- Written request 1
Copy the passage of the essay about a reunion dinner between "He actually rolled" and "ten years, right?", inclusive.
- Written request 2
In the essay about a reunion dinner, what did the former friend do while the writer was speaking, mid-sentence?
- Written request 3
Carry on the essay about a reunion dinner, writing the next part after its final sentence.

- Source text
━━━━━━━━━━
I decided to meet up for dinner with some former friends and as we were in catch-up-speak one of my friend said, “I don’t read books. In fact, I don’t remember the last time I read a book.” And they scoffed as if books were the lowest form of entertainment, like they were meant for nerds and not for everybody. And my heart bled a little because I realized then that we don’t have much of anything in common. Sure we can gossip about people from the past, but that gets old quick. When he said he didn’t read, it was like a line being drawn in the sand and I knew that we were fundamentally different. Books are important to me. Reading is important to me. And after that, I had a hard time taking anything he said seriously. It was a blaring sign that the rekindling of this former friendship was not going to happen and it wasn’t just the reading that did it for me.

He actually rolled his eyes while I was speaking and mid-sentence too. I can’t even remember what we were talking about. All I remember is the way he made me feel when he did it; irrelevant and stupid and like crap. Maybe that wasn’t his intention, but that’s how he made me feel. I know that people often misconstrue the eye-roll because nobody is in anybody else’s head and nobody else can tell what an eye-roll means except the person doing it, but that’s the vibe I got. And I don’t remember him being that way with me in the past and to be honest, it caught me off guard. It was like I didn’t know him at all. I don’t know what I was thinking when I agreed to meet up. Must’ve been nostalga. There had to be a reason we hadn’t talked in over ten years, right?
━━━━━━━━━━
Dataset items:

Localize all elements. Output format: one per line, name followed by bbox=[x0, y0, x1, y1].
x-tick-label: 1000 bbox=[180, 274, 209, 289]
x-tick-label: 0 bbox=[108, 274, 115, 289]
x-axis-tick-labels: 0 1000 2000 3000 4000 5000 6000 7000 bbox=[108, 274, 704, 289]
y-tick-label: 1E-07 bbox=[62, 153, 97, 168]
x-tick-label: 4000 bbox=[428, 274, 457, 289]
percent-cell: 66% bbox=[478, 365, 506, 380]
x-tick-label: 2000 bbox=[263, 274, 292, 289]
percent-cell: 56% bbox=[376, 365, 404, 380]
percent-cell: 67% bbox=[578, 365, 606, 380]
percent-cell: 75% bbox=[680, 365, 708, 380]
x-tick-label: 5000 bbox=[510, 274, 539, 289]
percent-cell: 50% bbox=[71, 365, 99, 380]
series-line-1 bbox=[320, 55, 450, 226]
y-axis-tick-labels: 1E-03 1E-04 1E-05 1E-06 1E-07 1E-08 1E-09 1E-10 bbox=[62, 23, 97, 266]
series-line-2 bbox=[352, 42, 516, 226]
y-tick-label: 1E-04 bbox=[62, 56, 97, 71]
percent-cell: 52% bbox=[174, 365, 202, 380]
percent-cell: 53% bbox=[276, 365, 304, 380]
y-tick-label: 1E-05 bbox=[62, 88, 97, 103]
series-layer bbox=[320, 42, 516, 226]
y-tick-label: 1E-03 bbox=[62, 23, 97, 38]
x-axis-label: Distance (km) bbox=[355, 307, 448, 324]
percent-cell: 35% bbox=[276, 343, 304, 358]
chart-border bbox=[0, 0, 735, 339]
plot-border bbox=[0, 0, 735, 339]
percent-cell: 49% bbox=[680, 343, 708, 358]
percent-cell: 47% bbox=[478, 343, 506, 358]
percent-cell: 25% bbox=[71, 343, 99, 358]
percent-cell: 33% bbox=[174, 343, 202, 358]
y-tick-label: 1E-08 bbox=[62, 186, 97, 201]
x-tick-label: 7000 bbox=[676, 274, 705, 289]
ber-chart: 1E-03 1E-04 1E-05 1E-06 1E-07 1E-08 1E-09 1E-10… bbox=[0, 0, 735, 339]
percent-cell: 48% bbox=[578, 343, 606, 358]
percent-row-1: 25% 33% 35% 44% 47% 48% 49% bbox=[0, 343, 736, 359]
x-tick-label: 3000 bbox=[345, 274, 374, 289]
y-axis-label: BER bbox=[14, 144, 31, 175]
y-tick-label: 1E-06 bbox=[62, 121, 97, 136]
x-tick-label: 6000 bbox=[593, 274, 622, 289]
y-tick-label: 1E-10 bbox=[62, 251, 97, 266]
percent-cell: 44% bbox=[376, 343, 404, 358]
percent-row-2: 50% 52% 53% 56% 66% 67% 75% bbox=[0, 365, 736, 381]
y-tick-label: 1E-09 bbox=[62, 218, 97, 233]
━━━━━━━━━━
- Task result 1
He actually rolled his eyes while I was speaking and mid-sentence too. I can’t even remember what we were talking about. All I remember is the way he made me feel when he did it; irrelevant and stupid and like crap. Maybe that wasn’t his intention, but that’s how he made me feel. I know that people often misconstrue the eye-roll because nobody is in anybody else’s head and nobody else can tell what an eye-roll means except the person doing it, but that’s the vibe I got. And I don’t remember him being that way with me in the past and to be honest, it caught me off guard. It was like I didn’t know him at all. I don’t know what I was thinking when I agreed to meet up. Must’ve been nostalga. There had to be a reason we hadn’t talked in over ten years, right?

- Task result 2
He rolled his eyes.

- Task result 3
The night ended and I went home. My friend went to a club.

We are just two very different people. Maybe we always were.

Okay, so maybe it’s not just the difference in lifestyle that changes friendships, but more so how we feel we are treated. If you start questioning your friendship and think you’re destined to be your own best friend, chances are your friendship has changed because you’ve already reached the point of, with friends like these… well, you know the rest.

So do I think two people living different lifestyles can be friends? Of course I do, as long as there is respect. But if there isn’t, take that as a warning. Respect and trust go hand in hand and if there’s a crack in the foundation, chances are the house is going to sink.

I’ve lived long enough to know that my time is precious. I don’t want to spend it with people I have nothing in common with. I do not feel guilty or obligated. I feel relieved that I know myself enough to let a former friendship like that go. Like I said before, he didn’t do anything wrong. I didn’t do anything wrong. Our former friendship has simply morphed into an acquaintanceship and I’m okay with that.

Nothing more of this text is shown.